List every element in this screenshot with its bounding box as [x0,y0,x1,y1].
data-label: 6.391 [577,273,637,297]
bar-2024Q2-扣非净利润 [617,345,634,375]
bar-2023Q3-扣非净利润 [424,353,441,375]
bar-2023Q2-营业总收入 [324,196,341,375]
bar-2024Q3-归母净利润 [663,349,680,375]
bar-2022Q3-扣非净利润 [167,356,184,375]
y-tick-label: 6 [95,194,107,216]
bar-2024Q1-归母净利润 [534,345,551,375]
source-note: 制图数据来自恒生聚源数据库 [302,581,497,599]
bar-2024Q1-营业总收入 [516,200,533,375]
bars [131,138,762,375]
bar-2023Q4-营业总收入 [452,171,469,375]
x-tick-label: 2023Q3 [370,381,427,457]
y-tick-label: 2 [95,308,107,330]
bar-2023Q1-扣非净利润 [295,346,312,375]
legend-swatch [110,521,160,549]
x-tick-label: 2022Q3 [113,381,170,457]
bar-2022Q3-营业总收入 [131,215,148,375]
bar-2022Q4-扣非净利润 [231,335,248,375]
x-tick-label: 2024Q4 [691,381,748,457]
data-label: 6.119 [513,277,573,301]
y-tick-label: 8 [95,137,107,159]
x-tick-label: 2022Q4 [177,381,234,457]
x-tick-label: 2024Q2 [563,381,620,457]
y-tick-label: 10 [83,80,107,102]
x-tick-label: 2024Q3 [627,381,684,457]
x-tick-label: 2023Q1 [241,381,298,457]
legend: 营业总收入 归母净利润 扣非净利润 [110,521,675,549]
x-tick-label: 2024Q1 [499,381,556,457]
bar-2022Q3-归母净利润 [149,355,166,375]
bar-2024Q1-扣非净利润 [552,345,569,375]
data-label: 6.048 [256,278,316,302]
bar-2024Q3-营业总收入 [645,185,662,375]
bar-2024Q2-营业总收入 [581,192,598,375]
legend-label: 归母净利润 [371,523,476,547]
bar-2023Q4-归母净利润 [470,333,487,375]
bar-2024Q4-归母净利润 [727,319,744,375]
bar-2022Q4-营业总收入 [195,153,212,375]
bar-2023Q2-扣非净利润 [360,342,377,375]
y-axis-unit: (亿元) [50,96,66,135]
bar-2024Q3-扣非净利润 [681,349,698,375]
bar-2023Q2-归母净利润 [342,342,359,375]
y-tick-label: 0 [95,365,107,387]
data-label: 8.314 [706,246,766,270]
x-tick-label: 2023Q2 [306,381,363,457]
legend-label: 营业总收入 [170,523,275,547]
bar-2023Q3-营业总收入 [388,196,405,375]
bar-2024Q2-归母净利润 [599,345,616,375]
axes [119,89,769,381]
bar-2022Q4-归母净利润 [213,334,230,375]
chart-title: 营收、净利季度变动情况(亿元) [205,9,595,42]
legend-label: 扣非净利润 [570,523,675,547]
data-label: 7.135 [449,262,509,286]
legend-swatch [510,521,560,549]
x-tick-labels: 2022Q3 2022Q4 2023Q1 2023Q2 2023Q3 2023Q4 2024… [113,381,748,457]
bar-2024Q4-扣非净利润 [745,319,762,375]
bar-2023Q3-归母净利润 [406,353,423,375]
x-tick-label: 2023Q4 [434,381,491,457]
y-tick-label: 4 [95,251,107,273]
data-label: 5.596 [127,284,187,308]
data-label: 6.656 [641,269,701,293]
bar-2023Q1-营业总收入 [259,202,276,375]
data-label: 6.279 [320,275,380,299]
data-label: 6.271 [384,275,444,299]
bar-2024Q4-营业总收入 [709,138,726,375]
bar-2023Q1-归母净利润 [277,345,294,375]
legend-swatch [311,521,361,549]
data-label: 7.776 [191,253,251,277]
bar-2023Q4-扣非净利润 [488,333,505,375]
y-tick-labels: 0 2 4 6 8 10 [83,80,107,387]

**EXERCISE**: Identify each line of the items above that contains the string "data", and copy every such line.

**EXERCISE RESULT**:
data-label: 6.391 [577,273,637,297]
data-label: 6.119 [513,277,573,301]
data-label: 6.048 [256,278,316,302]
data-label: 8.314 [706,246,766,270]
data-label: 7.135 [449,262,509,286]
data-label: 5.596 [127,284,187,308]
data-label: 6.656 [641,269,701,293]
data-label: 6.279 [320,275,380,299]
data-label: 6.271 [384,275,444,299]
data-label: 7.776 [191,253,251,277]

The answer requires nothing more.